DATA FOR THE TASK:
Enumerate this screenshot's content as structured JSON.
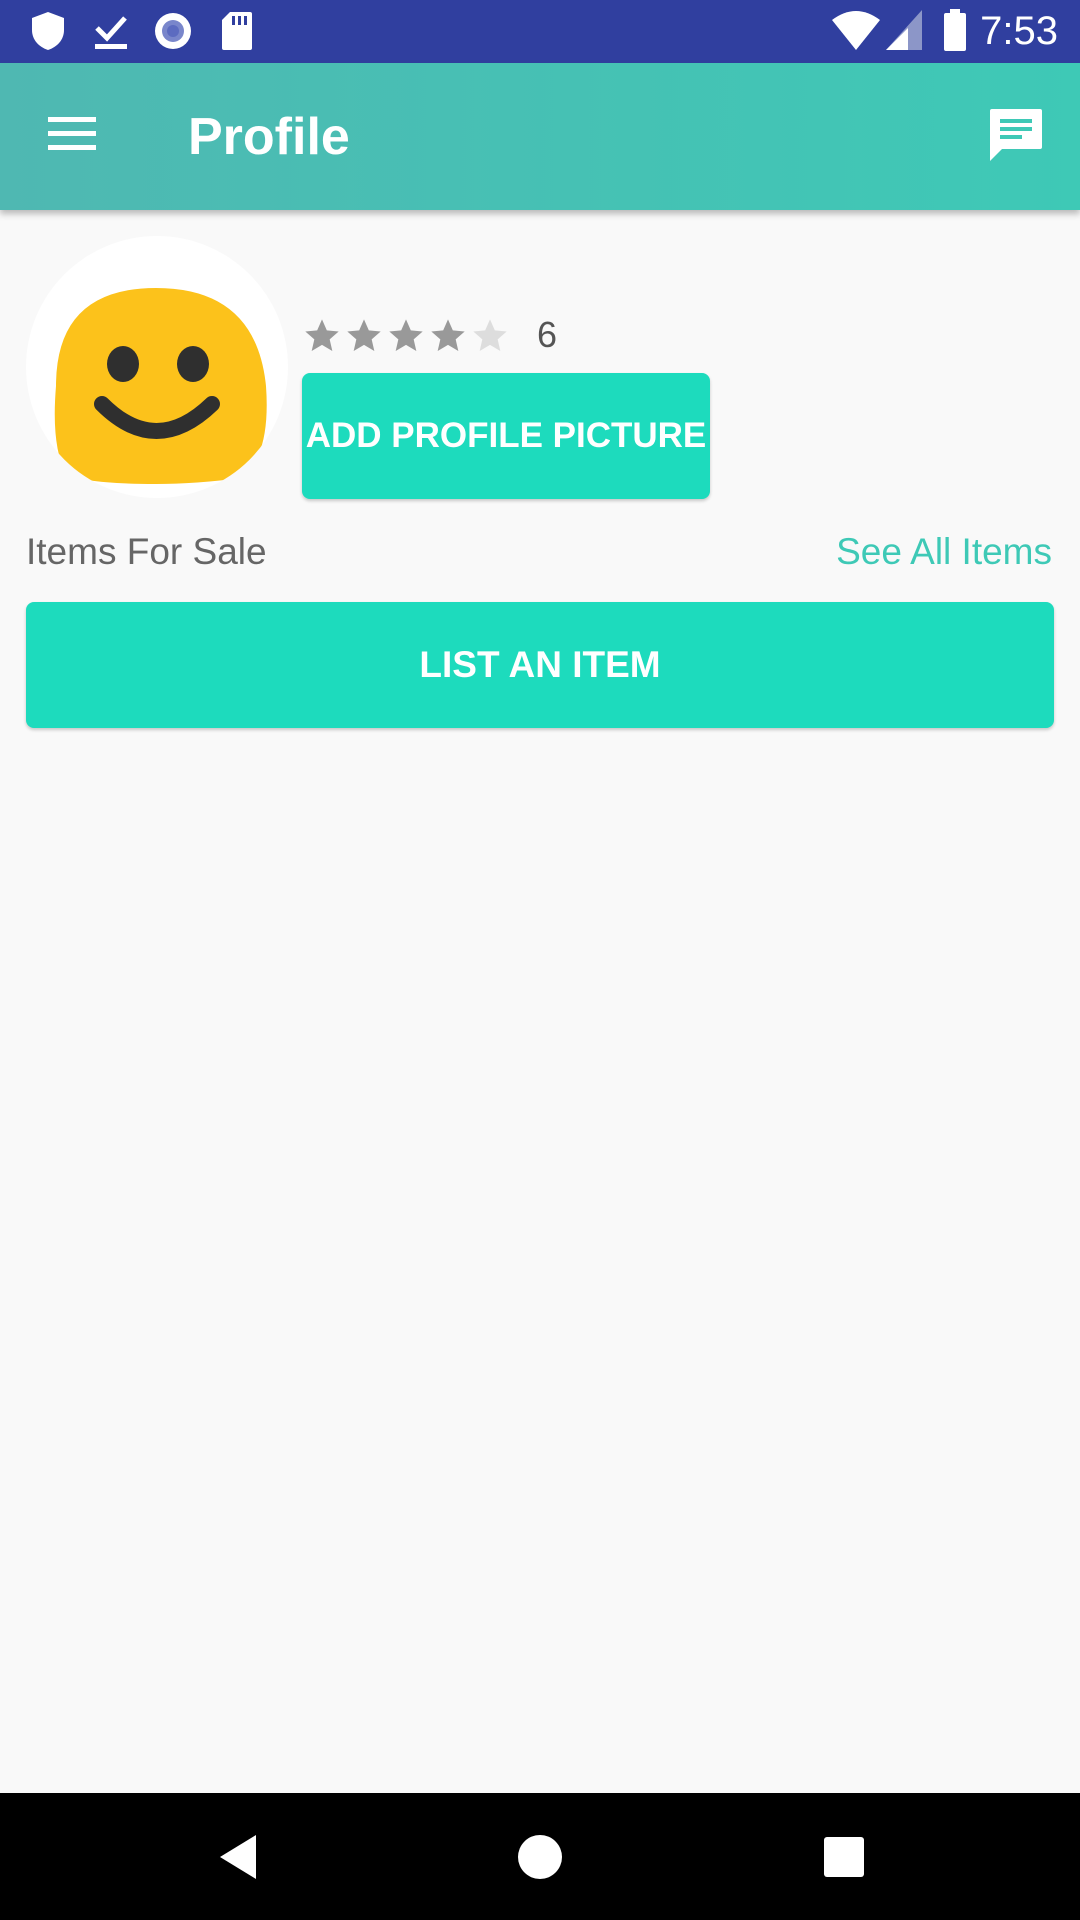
{
  "status_bar": {
    "time": "7:53",
    "left_icons": [
      "shield-icon",
      "download-done-icon",
      "record-icon",
      "sd-card-icon"
    ],
    "right_icons": [
      "wifi-icon",
      "cell-signal-icon",
      "battery-icon"
    ]
  },
  "app_bar": {
    "title": "Profile",
    "menu_icon": "hamburger-menu-icon",
    "action_icon": "chat-icon",
    "color": "#3ec9b6"
  },
  "profile": {
    "avatar_icon": "smiley-face-icon",
    "rating_stars": 4,
    "rating_max": 5,
    "rating_count": "6",
    "add_picture_label": "ADD PROFILE PICTURE"
  },
  "items_section": {
    "title": "Items For Sale",
    "see_all_label": "See All Items",
    "list_item_label": "LIST AN ITEM"
  },
  "nav_bar": {
    "icons": [
      "back-icon",
      "home-icon",
      "recents-icon"
    ]
  },
  "colors": {
    "status_bar": "#303f9f",
    "accent": "#1ddbbd",
    "link": "#3ec9b6",
    "background": "#f9f9f9"
  }
}
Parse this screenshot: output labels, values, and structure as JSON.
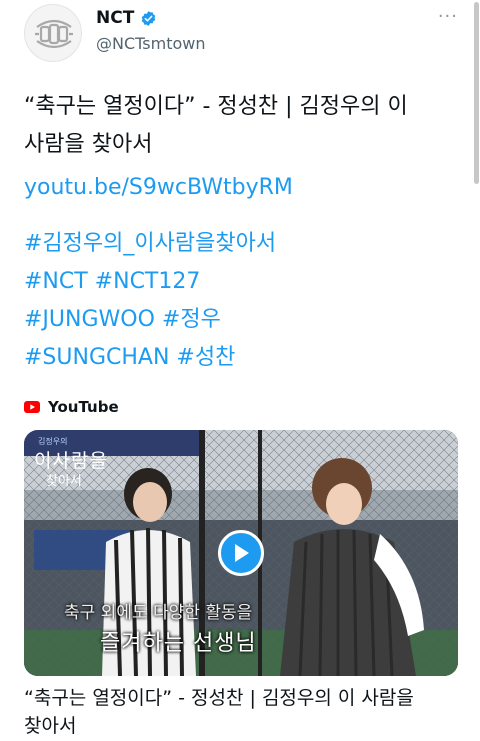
{
  "account": {
    "display_name": "NCT",
    "handle": "@NCTsmtown",
    "verified_icon": "verified-badge-icon",
    "avatar_icon": "nct-logo-icon",
    "more_icon": "more-dots-icon",
    "more_glyph": "···"
  },
  "tweet": {
    "text_line1": "“축구는 열정이다” - 정성찬 | 김정우의 이",
    "text_line2": "사람을 찾아서",
    "link": "youtu.be/S9wcBWtbyRM",
    "hashtags": [
      "#김정우의_이사람을찾아서",
      "#NCT #NCT127",
      "#JUNGWOO #정우",
      "#SUNGCHAN #성찬"
    ]
  },
  "card": {
    "source": "YouTube",
    "source_icon": "youtube-icon",
    "play_icon": "play-icon",
    "overlay_top": "김정우의",
    "overlay_title": "이사람을",
    "overlay_sub": "찾아서",
    "subtitle_line1": "축구 외에도 다양한 활동을",
    "subtitle_line2": "즐겨하는 선생님",
    "title_line1": "“축구는 열정이다” - 정성찬 | 김정우의 이 사람을",
    "title_line2": "찾아서"
  },
  "colors": {
    "link": "#1d9bf0",
    "text": "#0f1419",
    "secondary": "#536471",
    "youtube_red": "#ff0000"
  }
}
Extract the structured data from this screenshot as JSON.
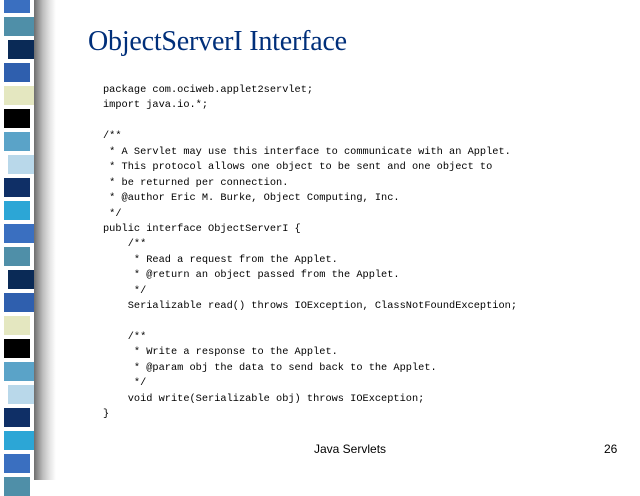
{
  "slide": {
    "title": "ObjectServerI Interface",
    "code_lines": [
      "package com.ociweb.applet2servlet;",
      "import java.io.*;",
      "",
      "/**",
      " * A Servlet may use this interface to communicate with an Applet.",
      " * This protocol allows one object to be sent and one object to",
      " * be returned per connection.",
      " * @author Eric M. Burke, Object Computing, Inc.",
      " */",
      "public interface ObjectServerI {",
      "    /**",
      "     * Read a request from the Applet.",
      "     * @return an object passed from the Applet.",
      "     */",
      "    Serializable read() throws IOException, ClassNotFoundException;",
      "",
      "    /**",
      "     * Write a response to the Applet.",
      "     * @param obj the data to send back to the Applet.",
      "     */",
      "    void write(Serializable obj) throws IOException;",
      "}"
    ],
    "footer_title": "Java Servlets",
    "page_number": "26"
  },
  "theme": {
    "title_color": "#002f7a",
    "stripe_colors": [
      "#3a6fc0",
      "#4f8fa8",
      "#0a2a56",
      "#2f5fae",
      "#e4e7c0",
      "#000000",
      "#5aa3c8",
      "#b9d8ea",
      "#0f2f66",
      "#2ca6d6"
    ]
  }
}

WRITTEN EXERCISE: Pictures don't belong in the copy. Restate all the entries exactly.

ANSWER FOR THIS EXERCISE:
Enumerate this screenshot's content as structured JSON.
{
  "status_bar": {
    "time": "7:53",
    "left_icons": [
      "shield-icon",
      "download-done-icon",
      "record-icon",
      "sd-card-icon"
    ],
    "right_icons": [
      "wifi-icon",
      "cell-signal-icon",
      "battery-icon"
    ]
  },
  "app_bar": {
    "title": "Profile",
    "menu_icon": "hamburger-menu-icon",
    "action_icon": "chat-icon",
    "color": "#3ec9b6"
  },
  "profile": {
    "avatar_icon": "smiley-face-icon",
    "rating_stars": 4,
    "rating_max": 5,
    "rating_count": "6",
    "add_picture_label": "ADD PROFILE PICTURE"
  },
  "items_section": {
    "title": "Items For Sale",
    "see_all_label": "See All Items",
    "list_item_label": "LIST AN ITEM"
  },
  "nav_bar": {
    "icons": [
      "back-icon",
      "home-icon",
      "recents-icon"
    ]
  },
  "colors": {
    "status_bar": "#303f9f",
    "accent": "#1ddbbd",
    "link": "#3ec9b6",
    "background": "#f9f9f9"
  }
}
Parse this screenshot: output labels, values, and structure as JSON.
{
  "account": {
    "display_name": "NCT",
    "handle": "@NCTsmtown",
    "verified_icon": "verified-badge-icon",
    "avatar_icon": "nct-logo-icon",
    "more_icon": "more-dots-icon",
    "more_glyph": "···"
  },
  "tweet": {
    "text_line1": "“축구는 열정이다” - 정성찬 | 김정우의 이",
    "text_line2": "사람을 찾아서",
    "link": "youtu.be/S9wcBWtbyRM",
    "hashtags": [
      "#김정우의_이사람을찾아서",
      "#NCT #NCT127",
      "#JUNGWOO #정우",
      "#SUNGCHAN #성찬"
    ]
  },
  "card": {
    "source": "YouTube",
    "source_icon": "youtube-icon",
    "play_icon": "play-icon",
    "overlay_top": "김정우의",
    "overlay_title": "이사람을",
    "overlay_sub": "찾아서",
    "subtitle_line1": "축구 외에도 다양한 활동을",
    "subtitle_line2": "즐겨하는 선생님",
    "title_line1": "“축구는 열정이다” - 정성찬 | 김정우의 이 사람을",
    "title_line2": "찾아서"
  },
  "colors": {
    "link": "#1d9bf0",
    "text": "#0f1419",
    "secondary": "#536471",
    "youtube_red": "#ff0000"
  }
}
Extract the structured data from this screenshot as JSON.
{
  "slide": {
    "title": "ObjectServerI Interface",
    "code_lines": [
      "package com.ociweb.applet2servlet;",
      "import java.io.*;",
      "",
      "/**",
      " * A Servlet may use this interface to communicate with an Applet.",
      " * This protocol allows one object to be sent and one object to",
      " * be returned per connection.",
      " * @author Eric M. Burke, Object Computing, Inc.",
      " */",
      "public interface ObjectServerI {",
      "    /**",
      "     * Read a request from the Applet.",
      "     * @return an object passed from the Applet.",
      "     */",
      "    Serializable read() throws IOException, ClassNotFoundException;",
      "",
      "    /**",
      "     * Write a response to the Applet.",
      "     * @param obj the data to send back to the Applet.",
      "     */",
      "    void write(Serializable obj) throws IOException;",
      "}"
    ],
    "footer_title": "Java Servlets",
    "page_number": "26"
  },
  "theme": {
    "title_color": "#002f7a",
    "stripe_colors": [
      "#3a6fc0",
      "#4f8fa8",
      "#0a2a56",
      "#2f5fae",
      "#e4e7c0",
      "#000000",
      "#5aa3c8",
      "#b9d8ea",
      "#0f2f66",
      "#2ca6d6"
    ]
  }
}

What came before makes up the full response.